- **Goal**: Give an exact copy of every line, leaving images out.

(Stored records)
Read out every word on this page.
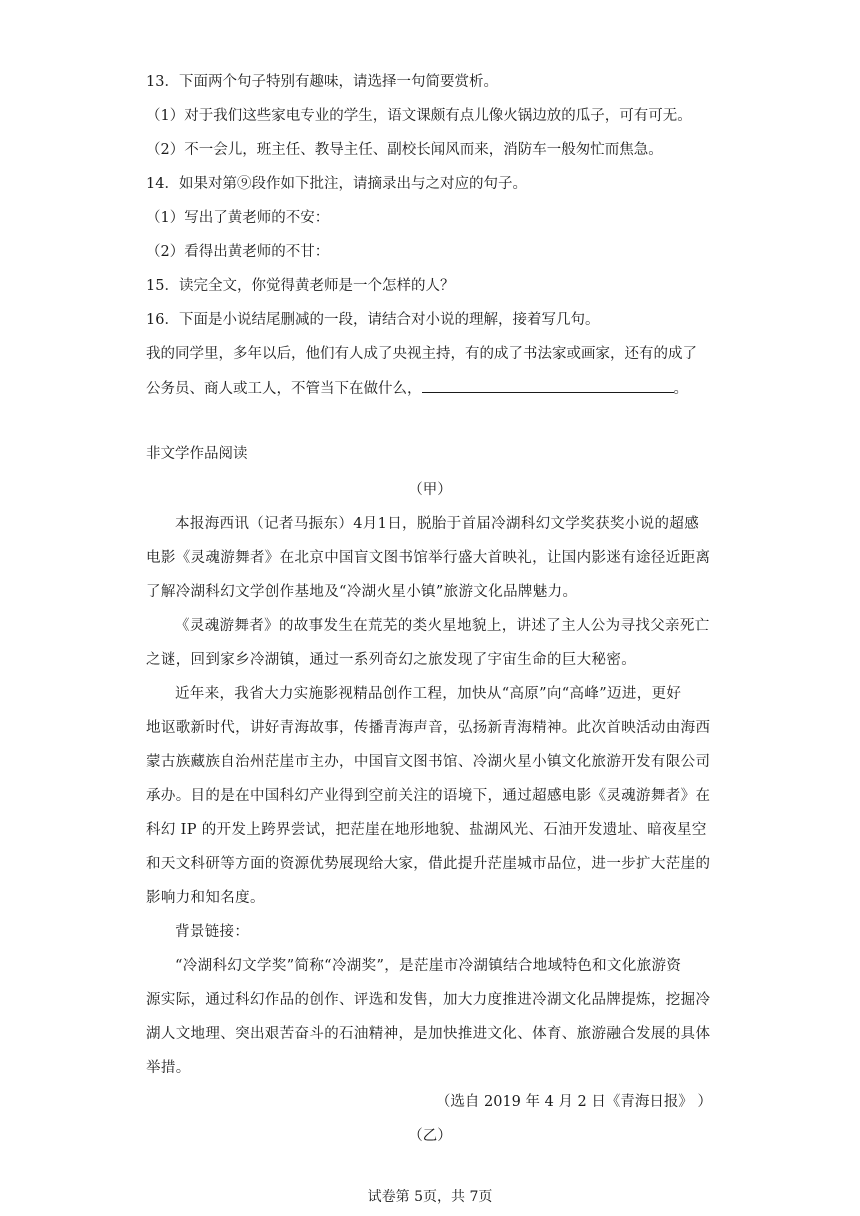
13．下面两个句子特别有趣味，请选择一句简要赏析。
（1）对于我们这些家电专业的学生，语文课颇有点儿像火锅边放的瓜子，可有可无。
（2）不一会儿，班主任、教导主任、副校长闻风而来，消防车一般匆忙而焦急。
14．如果对第⑨段作如下批注，请摘录出与之对应的句子。
（1）写出了黄老师的不安：
（2）看得出黄老师的不甘：
15．读完全文，你觉得黄老师是一个怎样的人？
16．下面是小说结尾删减的一段，请结合对小说的理解，接着写几句。
我的同学里，多年以后，他们有人成了央视主持，有的成了书法家或画家，还有的成了
公务员、商人或工人，不管当下在做什么，	。
非文学作品阅读
（甲）
本报海西讯（记者马振东）4月1日，脱胎于首届冷湖科幻文学奖获奖小说的超感
电影《灵魂游舞者》在北京中国盲文图书馆举行盛大首映礼，让国内影迷有途径近距离
了解冷湖科幻文学创作基地及“冷湖火星小镇”旅游文化品牌魅力。
《灵魂游舞者》的故事发生在荒芜的类火星地貌上，讲述了主人公为寻找父亲死亡
之谜，回到家乡冷湖镇，通过一系列奇幻之旅发现了宇宙生命的巨大秘密。
近年来，我省大力实施影视精品创作工程，加快从“高原”向“高峰”迈进，更好
地讴歌新时代，讲好青海故事，传播青海声音，弘扬新青海精神。此次首映活动由海西
蒙古族藏族自治州茫崖市主办，中国盲文图书馆、冷湖火星小镇文化旅游开发有限公司
承办。目的是在中国科幻产业得到空前关注的语境下，通过超感电影《灵魂游舞者》在
科幻 IP 的开发上跨界尝试，把茫崖在地形地貌、盐湖风光、石油开发遗址、暗夜星空
和天文科研等方面的资源优势展现给大家，借此提升茫崖城市品位，进一步扩大茫崖的
影响力和知名度。
背景链接：
“冷湖科幻文学奖”简称“冷湖奖”，是茫崖市冷湖镇结合地域特色和文化旅游资
源实际，通过科幻作品的创作、评选和发售，加大力度推进冷湖文化品牌提炼，挖掘冷
湖人文地理、突出艰苦奋斗的石油精神，是加快推进文化、体育、旅游融合发展的具体
举措。
（选自 2019 年 4 月 2 日《青海日报》 ）
（乙）
试卷第 5页，共 7页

- **Completed task**:
Read out every word on this page.
13．下面两个句子特别有趣味，请选择一句简要赏析。
（1）对于我们这些家电专业的学生，语文课颇有点儿像火锅边放的瓜子，可有可无。
（2）不一会儿，班主任、教导主任、副校长闻风而来，消防车一般匆忙而焦急。
14．如果对第⑨段作如下批注，请摘录出与之对应的句子。
（1）写出了黄老师的不安：
（2）看得出黄老师的不甘：
15．读完全文，你觉得黄老师是一个怎样的人？
16．下面是小说结尾删减的一段，请结合对小说的理解，接着写几句。
我的同学里，多年以后，他们有人成了央视主持，有的成了书法家或画家，还有的成了
公务员、商人或工人，不管当下在做什么，	。
非文学作品阅读
（甲）
本报海西讯（记者马振东）4月1日，脱胎于首届冷湖科幻文学奖获奖小说的超感
电影《灵魂游舞者》在北京中国盲文图书馆举行盛大首映礼，让国内影迷有途径近距离
了解冷湖科幻文学创作基地及“冷湖火星小镇”旅游文化品牌魅力。
《灵魂游舞者》的故事发生在荒芜的类火星地貌上，讲述了主人公为寻找父亲死亡
之谜，回到家乡冷湖镇，通过一系列奇幻之旅发现了宇宙生命的巨大秘密。
近年来，我省大力实施影视精品创作工程，加快从“高原”向“高峰”迈进，更好
地讴歌新时代，讲好青海故事，传播青海声音，弘扬新青海精神。此次首映活动由海西
蒙古族藏族自治州茫崖市主办，中国盲文图书馆、冷湖火星小镇文化旅游开发有限公司
承办。目的是在中国科幻产业得到空前关注的语境下，通过超感电影《灵魂游舞者》在
科幻 IP 的开发上跨界尝试，把茫崖在地形地貌、盐湖风光、石油开发遗址、暗夜星空
和天文科研等方面的资源优势展现给大家，借此提升茫崖城市品位，进一步扩大茫崖的
影响力和知名度。
背景链接：
“冷湖科幻文学奖”简称“冷湖奖”，是茫崖市冷湖镇结合地域特色和文化旅游资
源实际，通过科幻作品的创作、评选和发售，加大力度推进冷湖文化品牌提炼，挖掘冷
湖人文地理、突出艰苦奋斗的石油精神，是加快推进文化、体育、旅游融合发展的具体
举措。
（选自 2019 年 4 月 2 日《青海日报》 ）
（乙）
试卷第 5页，共 7页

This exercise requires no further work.